● WRITTEN INSTRUCTION:
Repeat the rows below word for word, leaving the pictures out of your answer.

● ENTRIES PROVIDED:
--- Begin ---
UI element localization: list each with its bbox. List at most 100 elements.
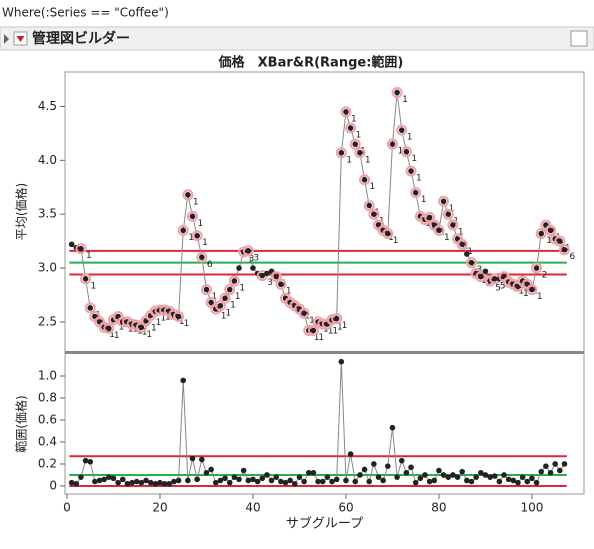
data-point (426, 478, 433, 485)
plot-frame (64, 71, 585, 495)
y-axis-label: 平均(価格) (14, 183, 29, 240)
flag-halo (391, 86, 403, 98)
test-flag: 1 (411, 154, 417, 164)
data-point (250, 265, 256, 271)
y-tick-label: 4.5 (38, 99, 57, 113)
data-point (468, 259, 475, 266)
data-point (73, 480, 80, 487)
flag-halo (354, 147, 366, 159)
test-flag: 1 (309, 316, 315, 326)
data-point (412, 189, 419, 196)
data-point (510, 477, 517, 484)
data-point (347, 125, 354, 131)
data-point (189, 455, 196, 462)
data-point (180, 377, 187, 384)
data-point (557, 238, 563, 244)
data-point (538, 468, 545, 475)
test-flag: 1 (230, 301, 236, 311)
test-flag: 1 (337, 322, 343, 332)
data-point (212, 479, 219, 486)
test-flag: 1 (188, 233, 194, 243)
disclosure-icon[interactable] (4, 34, 9, 44)
x-tick-label: 20 (152, 501, 167, 515)
test-flag: 1 (458, 227, 464, 237)
flag-halo (75, 243, 87, 255)
test-flag: 1 (407, 133, 413, 143)
test-flag: 3 (249, 254, 255, 264)
data-point (361, 176, 368, 183)
data-point (236, 476, 242, 483)
data-point (412, 479, 419, 486)
test-flag: 1 (211, 292, 217, 302)
data-point (292, 480, 298, 487)
test-flag: 1 (323, 324, 329, 334)
data-point (68, 241, 75, 248)
data-point (371, 211, 377, 217)
flag-halo (228, 275, 240, 287)
data-point (185, 477, 191, 484)
data-point (329, 478, 335, 485)
data-point (189, 213, 196, 220)
data-point (505, 476, 512, 483)
test-flag: 1 (91, 281, 97, 291)
data-point (305, 469, 312, 476)
test-flag: 1 (118, 322, 124, 332)
pin-button[interactable] (570, 30, 588, 47)
data-point (352, 141, 359, 147)
data-point (385, 463, 391, 469)
test-flag: 2 (542, 271, 548, 281)
chart-title: 価格 XBar&R(Range:範囲) (218, 55, 404, 71)
data-point (199, 456, 205, 463)
test-flag: 1 (160, 314, 166, 324)
data-point (245, 248, 252, 254)
flag-halo (270, 271, 282, 283)
menu-triangle (16, 36, 25, 42)
test-flag: 5 (514, 285, 520, 295)
data-point (319, 478, 326, 485)
data-point (301, 478, 307, 485)
test-flag: 1 (128, 324, 134, 334)
data-point (440, 472, 447, 478)
data-point (491, 276, 498, 282)
data-point (273, 474, 280, 480)
data-point (422, 472, 428, 478)
data-point (175, 313, 182, 320)
data-point (301, 310, 307, 317)
x-tick-label: 80 (431, 501, 446, 515)
test-flag: 1 (114, 331, 120, 341)
test-flag: 6 (207, 260, 213, 270)
flag-halo (103, 322, 115, 334)
data-point (347, 451, 354, 457)
data-point (385, 230, 391, 237)
flag-halo (219, 292, 231, 304)
test-flag: 1 (444, 233, 450, 243)
data-point (366, 478, 373, 485)
data-point (515, 479, 521, 486)
data-point (487, 474, 493, 480)
data-point (194, 476, 200, 483)
data-point (524, 478, 531, 485)
flag-halo (526, 284, 538, 296)
test-flag: 1 (565, 244, 571, 254)
data-point (194, 232, 200, 239)
test-flag: 1 (374, 208, 380, 218)
data-point (459, 241, 465, 248)
test-flag: 1 (165, 313, 171, 323)
flag-halo (182, 189, 194, 201)
flag-halo (191, 230, 203, 242)
data-point (547, 227, 554, 234)
flag-halo (382, 228, 394, 240)
data-line (71, 361, 565, 485)
panel-header (0, 26, 594, 51)
test-flag: 1 (170, 313, 176, 323)
flag-halo (368, 208, 380, 220)
data-point (254, 478, 261, 485)
flag-halo (456, 238, 468, 250)
data-point (380, 477, 386, 484)
test-flag: 3 (267, 278, 273, 288)
test-flag: 6 (569, 252, 575, 262)
data-point (78, 245, 84, 252)
data-point (440, 198, 447, 205)
data-point (352, 478, 359, 485)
--- End ---
● THE RESPONSE:
UI element localization: list each with its bbox. List at most 100 elements.
data-point (426, 478, 433, 485)
plot-frame (64, 71, 585, 495)
y-axis-label: 平均(価格) (14, 183, 29, 240)
flag-halo (391, 86, 403, 98)
test-flag: 1 (411, 154, 417, 164)
data-point (250, 265, 256, 271)
y-tick-label: 4.5 (38, 99, 57, 113)
data-point (468, 259, 475, 266)
data-point (73, 480, 80, 487)
flag-halo (354, 147, 366, 159)
test-flag: 1 (309, 316, 315, 326)
data-point (412, 189, 419, 196)
data-point (510, 477, 517, 484)
data-point (347, 125, 354, 131)
data-point (189, 455, 196, 462)
data-point (180, 377, 187, 384)
data-point (557, 238, 563, 244)
data-point (538, 468, 545, 475)
test-flag: 1 (230, 301, 236, 311)
test-flag: 1 (337, 322, 343, 332)
data-point (212, 479, 219, 486)
test-flag: 1 (188, 233, 194, 243)
disclosure-icon[interactable] (4, 34, 9, 44)
x-tick-label: 20 (152, 501, 167, 515)
test-flag: 1 (458, 227, 464, 237)
flag-halo (75, 243, 87, 255)
test-flag: 1 (407, 133, 413, 143)
test-flag: 3 (249, 254, 255, 264)
data-point (361, 176, 368, 183)
data-point (236, 476, 242, 483)
data-point (412, 479, 419, 486)
test-flag: 1 (211, 292, 217, 302)
data-point (292, 480, 298, 487)
test-flag: 1 (323, 324, 329, 334)
data-point (68, 241, 75, 248)
data-point (371, 211, 377, 217)
flag-halo (228, 275, 240, 287)
data-point (185, 477, 191, 484)
data-point (329, 478, 335, 485)
data-point (189, 213, 196, 220)
data-point (505, 476, 512, 483)
test-flag: 1 (91, 281, 97, 291)
data-point (305, 469, 312, 476)
test-flag: 1 (118, 322, 124, 332)
pin-button[interactable] (570, 30, 588, 47)
data-point (352, 141, 359, 147)
data-point (385, 463, 391, 469)
test-flag: 2 (542, 271, 548, 281)
chart-title: 価格 XBar&R(Range:範囲) (218, 55, 404, 71)
data-point (199, 456, 205, 463)
test-flag: 1 (160, 314, 166, 324)
data-point (245, 248, 252, 254)
flag-halo (270, 271, 282, 283)
menu-triangle (16, 36, 25, 42)
test-flag: 5 (514, 285, 520, 295)
data-point (319, 478, 326, 485)
data-point (301, 478, 307, 485)
test-flag: 1 (128, 324, 134, 334)
data-point (440, 472, 447, 478)
data-point (491, 276, 498, 282)
data-point (273, 474, 280, 480)
data-point (422, 472, 428, 478)
data-point (175, 313, 182, 320)
data-point (301, 310, 307, 317)
x-tick-label: 80 (431, 501, 446, 515)
test-flag: 1 (114, 331, 120, 341)
test-flag: 6 (207, 260, 213, 270)
flag-halo (103, 322, 115, 334)
data-point (347, 451, 354, 457)
data-point (385, 230, 391, 237)
flag-halo (219, 292, 231, 304)
test-flag: 1 (444, 233, 450, 243)
data-point (366, 478, 373, 485)
data-point (515, 479, 521, 486)
data-point (487, 474, 493, 480)
data-point (194, 476, 200, 483)
data-point (524, 478, 531, 485)
flag-halo (526, 284, 538, 296)
test-flag: 1 (565, 244, 571, 254)
data-point (194, 232, 200, 239)
test-flag: 1 (374, 208, 380, 218)
data-point (459, 241, 465, 248)
test-flag: 1 (165, 313, 171, 323)
flag-halo (182, 189, 194, 201)
flag-halo (191, 230, 203, 242)
data-point (547, 227, 554, 234)
flag-halo (382, 228, 394, 240)
data-line (71, 361, 565, 485)
panel-header (0, 26, 594, 51)
test-flag: 1 (170, 313, 176, 323)
flag-halo (368, 208, 380, 220)
data-point (254, 478, 261, 485)
flag-halo (456, 238, 468, 250)
data-point (380, 477, 386, 484)
test-flag: 3 (267, 278, 273, 288)
test-flag: 6 (569, 252, 575, 262)
data-point (78, 245, 84, 252)
data-point (440, 198, 447, 205)
data-point (352, 478, 359, 485)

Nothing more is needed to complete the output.